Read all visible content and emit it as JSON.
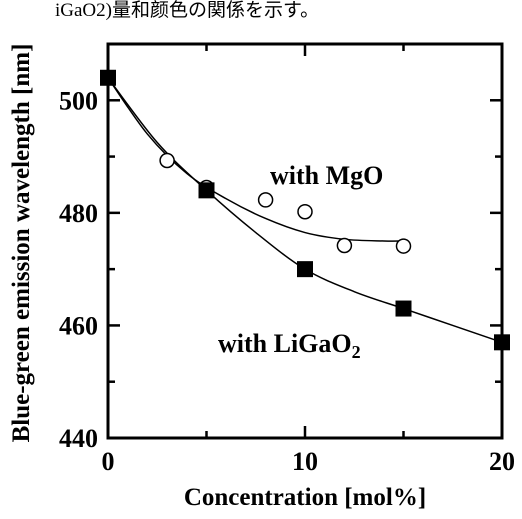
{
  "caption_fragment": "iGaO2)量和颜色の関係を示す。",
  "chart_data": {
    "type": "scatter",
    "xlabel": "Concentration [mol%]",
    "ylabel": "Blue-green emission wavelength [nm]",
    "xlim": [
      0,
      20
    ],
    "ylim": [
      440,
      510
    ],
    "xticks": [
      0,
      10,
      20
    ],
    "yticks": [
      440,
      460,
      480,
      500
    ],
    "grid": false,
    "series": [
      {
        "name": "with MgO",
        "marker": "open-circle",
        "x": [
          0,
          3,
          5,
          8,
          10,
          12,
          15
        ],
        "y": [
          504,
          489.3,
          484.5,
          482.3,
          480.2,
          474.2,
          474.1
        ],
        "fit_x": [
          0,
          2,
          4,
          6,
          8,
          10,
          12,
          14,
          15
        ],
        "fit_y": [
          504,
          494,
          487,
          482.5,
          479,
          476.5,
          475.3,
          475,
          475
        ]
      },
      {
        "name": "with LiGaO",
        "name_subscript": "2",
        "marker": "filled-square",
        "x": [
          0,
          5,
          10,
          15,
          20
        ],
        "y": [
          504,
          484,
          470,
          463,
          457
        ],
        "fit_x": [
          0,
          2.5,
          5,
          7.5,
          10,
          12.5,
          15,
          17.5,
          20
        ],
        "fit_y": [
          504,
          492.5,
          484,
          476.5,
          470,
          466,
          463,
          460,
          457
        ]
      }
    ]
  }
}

▬▬▬

◆ **Your goal**:
In your copy, leave out the pictures and reproduce the material above exactly.

◆ **Final answer**:
Read all visible content and emit it as JSON.
{
  "caption_fragment": "iGaO2)量和颜色の関係を示す。",
  "chart_data": {
    "type": "scatter",
    "xlabel": "Concentration [mol%]",
    "ylabel": "Blue-green emission wavelength [nm]",
    "xlim": [
      0,
      20
    ],
    "ylim": [
      440,
      510
    ],
    "xticks": [
      0,
      10,
      20
    ],
    "yticks": [
      440,
      460,
      480,
      500
    ],
    "grid": false,
    "series": [
      {
        "name": "with MgO",
        "marker": "open-circle",
        "x": [
          0,
          3,
          5,
          8,
          10,
          12,
          15
        ],
        "y": [
          504,
          489.3,
          484.5,
          482.3,
          480.2,
          474.2,
          474.1
        ],
        "fit_x": [
          0,
          2,
          4,
          6,
          8,
          10,
          12,
          14,
          15
        ],
        "fit_y": [
          504,
          494,
          487,
          482.5,
          479,
          476.5,
          475.3,
          475,
          475
        ]
      },
      {
        "name": "with LiGaO",
        "name_subscript": "2",
        "marker": "filled-square",
        "x": [
          0,
          5,
          10,
          15,
          20
        ],
        "y": [
          504,
          484,
          470,
          463,
          457
        ],
        "fit_x": [
          0,
          2.5,
          5,
          7.5,
          10,
          12.5,
          15,
          17.5,
          20
        ],
        "fit_y": [
          504,
          492.5,
          484,
          476.5,
          470,
          466,
          463,
          460,
          457
        ]
      }
    ]
  }
}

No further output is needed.